[Dataset entries on figures]
========================

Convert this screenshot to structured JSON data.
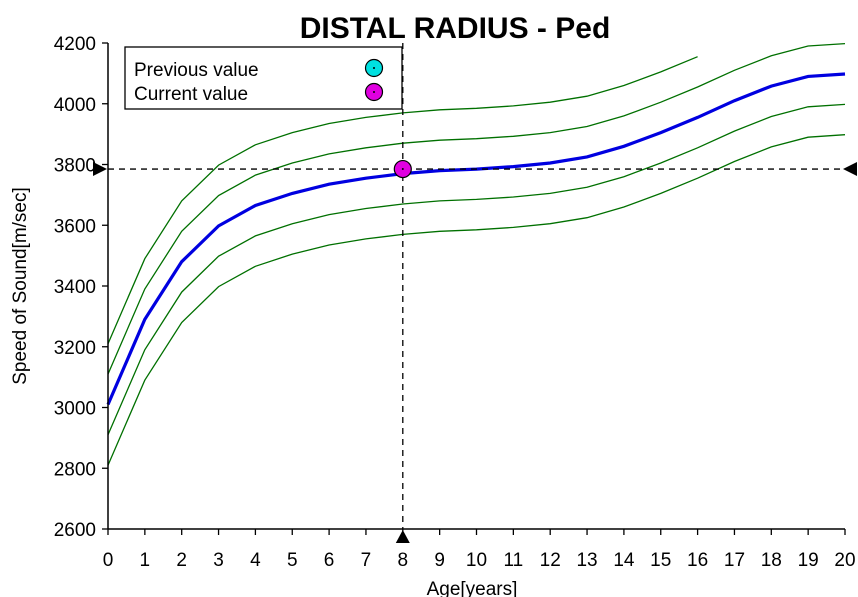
{
  "chart_data": {
    "type": "line",
    "title": "DISTAL RADIUS - Ped",
    "xlabel": "Age[years]",
    "ylabel": "Speed of Sound[m/sec]",
    "xlim": [
      0,
      20
    ],
    "ylim": [
      2600,
      4200
    ],
    "x_ticks": [
      "0",
      "1",
      "2",
      "3",
      "4",
      "5",
      "6",
      "7",
      "8",
      "9",
      "10",
      "11",
      "12",
      "13",
      "14",
      "15",
      "16",
      "17",
      "18",
      "19",
      "20"
    ],
    "y_ticks": [
      "2600",
      "2800",
      "3000",
      "3200",
      "3400",
      "3600",
      "3800",
      "4000",
      "4200"
    ],
    "x": [
      0,
      1,
      2,
      3,
      4,
      5,
      6,
      7,
      8,
      9,
      10,
      11,
      12,
      13,
      14,
      15,
      16,
      17,
      18,
      19,
      20
    ],
    "mean": [
      3010,
      3290,
      3480,
      3598,
      3665,
      3705,
      3735,
      3755,
      3770,
      3780,
      3785,
      3793,
      3805,
      3825,
      3860,
      3905,
      3955,
      4010,
      4058,
      4090,
      4098
    ],
    "band_offsets": [
      -200,
      -100,
      100,
      200
    ],
    "colors": {
      "mean": "#0000e0",
      "band": "#007000",
      "current": "#e000e0",
      "previous": "#00e0e0"
    },
    "legend": {
      "position": "top-left",
      "items": [
        {
          "label": "Previous value",
          "color": "#00e0e0"
        },
        {
          "label": "Current value",
          "color": "#e000e0"
        }
      ]
    },
    "current_point": {
      "x": 8,
      "y": 3785
    },
    "grid": false
  }
}
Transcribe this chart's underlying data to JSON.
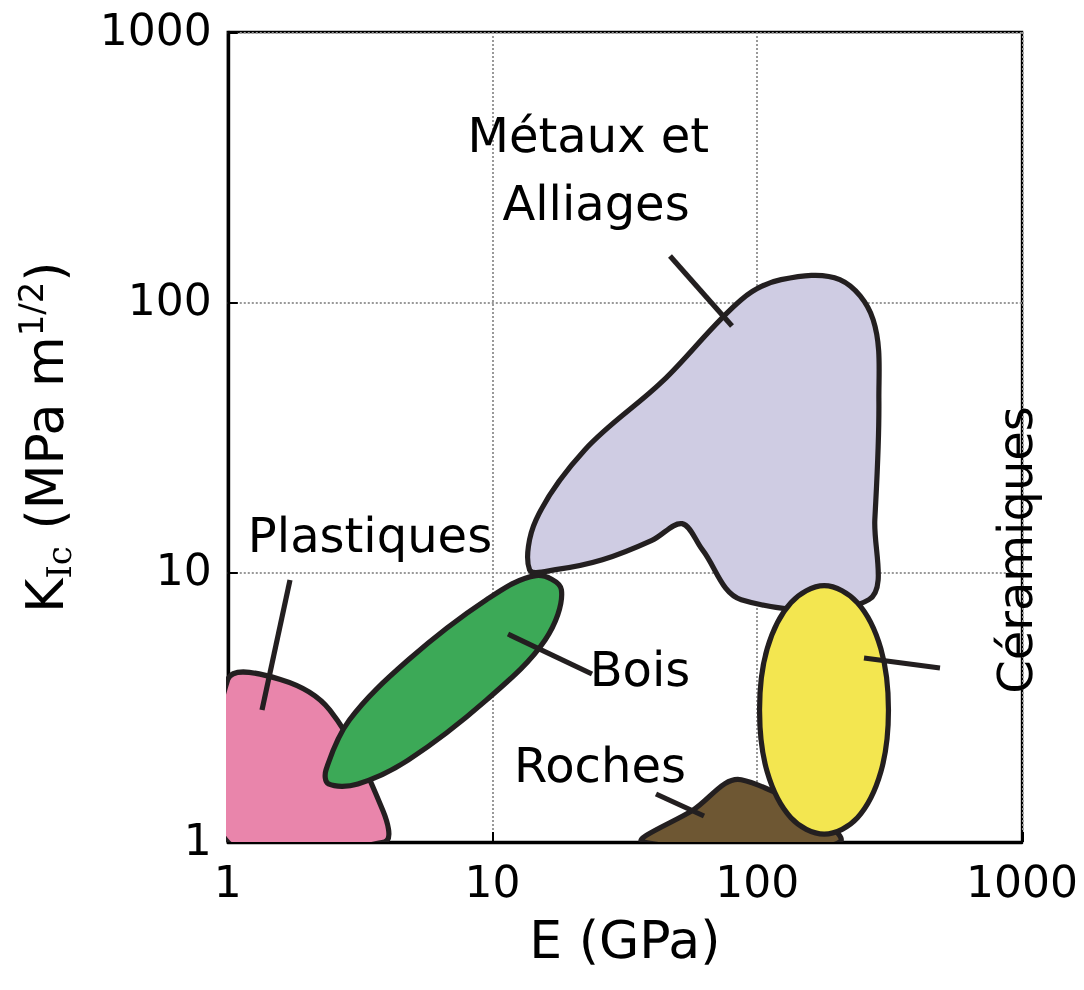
{
  "chart_data": {
    "type": "area",
    "xlabel": "E (GPa)",
    "ylabel": "K$_{Ic}$ (MPa m$^{1/2}$)",
    "log": "xy",
    "grid": true,
    "line_style": "dotted",
    "xlim": [
      1,
      1000
    ],
    "ylim": [
      1,
      1000
    ],
    "xticks": [
      1,
      10,
      100,
      1000
    ],
    "yticks": [
      1,
      10,
      100,
      1000
    ],
    "series": [
      {
        "name": "Plastiques",
        "color": "#e985ab",
        "x": [
          1,
          1,
          1.58,
          2.43,
          3.3,
          3.85,
          3.9
        ],
        "values": [
          1,
          4.0,
          4.0,
          3.08,
          null,
          1.31,
          1
        ]
      },
      {
        "name": "Bois",
        "color": "#3ca957",
        "x": [
          2.35,
          2.88,
          4.8,
          9.5,
          14.6,
          18.2,
          15.8,
          9.5,
          4.8,
          3.1,
          2.4
        ],
        "values": [
          1.85,
          2.83,
          4.72,
          7.9,
          9.7,
          8.6,
          5.6,
          3.36,
          2.01,
          1.64,
          1.64
        ]
      },
      {
        "name": "Métaux et Alliages",
        "color": "#cfcce3",
        "x": [
          13.8,
          14.6,
          22.3,
          44,
          87,
          123,
          205,
          274,
          288,
          278,
          264,
          205,
          123,
          87,
          62,
          52,
          40,
          26,
          17.3
        ],
        "values": [
          10.2,
          15.6,
          28.3,
          51,
          102,
          121,
          121,
          86,
          43,
          15.6,
          7.9,
          null,
          null,
          7.9,
          12.1,
          15.1,
          13.1,
          11.1,
          10.2
        ]
      },
      {
        "name": "Roches",
        "color": "#6e5733",
        "x": [
          37,
          57,
          87,
          134,
          173,
          205
        ],
        "values": [
          1,
          1.31,
          1.7,
          null,
          null,
          1
        ]
      },
      {
        "name": "Céramiques",
        "color": "#f3e650",
        "x": [
          313,
          293,
          239,
          179,
          134,
          109,
          102,
          109,
          134,
          179,
          239,
          293
        ],
        "values": [
          3.08,
          5.2,
          7.7,
          8.9,
          7.7,
          5.2,
          3.08,
          1.82,
          1.23,
          1.07,
          1.23,
          1.82
        ]
      }
    ]
  }
}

========================

*Problem statement*.
Transcribe the entries above verbatim, omitting their pictures.

*Written response*.
Convert this screenshot to structured JSON data.
{
  "chart_data": {
    "type": "line",
    "title": "DISTAL RADIUS - Ped",
    "xlabel": "Age[years]",
    "ylabel": "Speed of Sound[m/sec]",
    "xlim": [
      0,
      20
    ],
    "ylim": [
      2600,
      4200
    ],
    "x_ticks": [
      "0",
      "1",
      "2",
      "3",
      "4",
      "5",
      "6",
      "7",
      "8",
      "9",
      "10",
      "11",
      "12",
      "13",
      "14",
      "15",
      "16",
      "17",
      "18",
      "19",
      "20"
    ],
    "y_ticks": [
      "2600",
      "2800",
      "3000",
      "3200",
      "3400",
      "3600",
      "3800",
      "4000",
      "4200"
    ],
    "x": [
      0,
      1,
      2,
      3,
      4,
      5,
      6,
      7,
      8,
      9,
      10,
      11,
      12,
      13,
      14,
      15,
      16,
      17,
      18,
      19,
      20
    ],
    "mean": [
      3010,
      3290,
      3480,
      3598,
      3665,
      3705,
      3735,
      3755,
      3770,
      3780,
      3785,
      3793,
      3805,
      3825,
      3860,
      3905,
      3955,
      4010,
      4058,
      4090,
      4098
    ],
    "band_offsets": [
      -200,
      -100,
      100,
      200
    ],
    "colors": {
      "mean": "#0000e0",
      "band": "#007000",
      "current": "#e000e0",
      "previous": "#00e0e0"
    },
    "legend": {
      "position": "top-left",
      "items": [
        {
          "label": "Previous value",
          "color": "#00e0e0"
        },
        {
          "label": "Current value",
          "color": "#e000e0"
        }
      ]
    },
    "current_point": {
      "x": 8,
      "y": 3785
    },
    "grid": false
  }
}
Transcribe this chart's underlying data to JSON.
{
  "chart_data": {
    "type": "area",
    "xlabel": "E (GPa)",
    "ylabel": "K$_{Ic}$ (MPa m$^{1/2}$)",
    "log": "xy",
    "grid": true,
    "line_style": "dotted",
    "xlim": [
      1,
      1000
    ],
    "ylim": [
      1,
      1000
    ],
    "xticks": [
      1,
      10,
      100,
      1000
    ],
    "yticks": [
      1,
      10,
      100,
      1000
    ],
    "series": [
      {
        "name": "Plastiques",
        "color": "#e985ab",
        "x": [
          1,
          1,
          1.58,
          2.43,
          3.3,
          3.85,
          3.9
        ],
        "values": [
          1,
          4.0,
          4.0,
          3.08,
          null,
          1.31,
          1
        ]
      },
      {
        "name": "Bois",
        "color": "#3ca957",
        "x": [
          2.35,
          2.88,
          4.8,
          9.5,
          14.6,
          18.2,
          15.8,
          9.5,
          4.8,
          3.1,
          2.4
        ],
        "values": [
          1.85,
          2.83,
          4.72,
          7.9,
          9.7,
          8.6,
          5.6,
          3.36,
          2.01,
          1.64,
          1.64
        ]
      },
      {
        "name": "Métaux et Alliages",
        "color": "#cfcce3",
        "x": [
          13.8,
          14.6,
          22.3,
          44,
          87,
          123,
          205,
          274,
          288,
          278,
          264,
          205,
          123,
          87,
          62,
          52,
          40,
          26,
          17.3
        ],
        "values": [
          10.2,
          15.6,
          28.3,
          51,
          102,
          121,
          121,
          86,
          43,
          15.6,
          7.9,
          null,
          null,
          7.9,
          12.1,
          15.1,
          13.1,
          11.1,
          10.2
        ]
      },
      {
        "name": "Roches",
        "color": "#6e5733",
        "x": [
          37,
          57,
          87,
          134,
          173,
          205
        ],
        "values": [
          1,
          1.31,
          1.7,
          null,
          null,
          1
        ]
      },
      {
        "name": "Céramiques",
        "color": "#f3e650",
        "x": [
          313,
          293,
          239,
          179,
          134,
          109,
          102,
          109,
          134,
          179,
          239,
          293
        ],
        "values": [
          3.08,
          5.2,
          7.7,
          8.9,
          7.7,
          5.2,
          3.08,
          1.82,
          1.23,
          1.07,
          1.23,
          1.82
        ]
      }
    ]
  }
}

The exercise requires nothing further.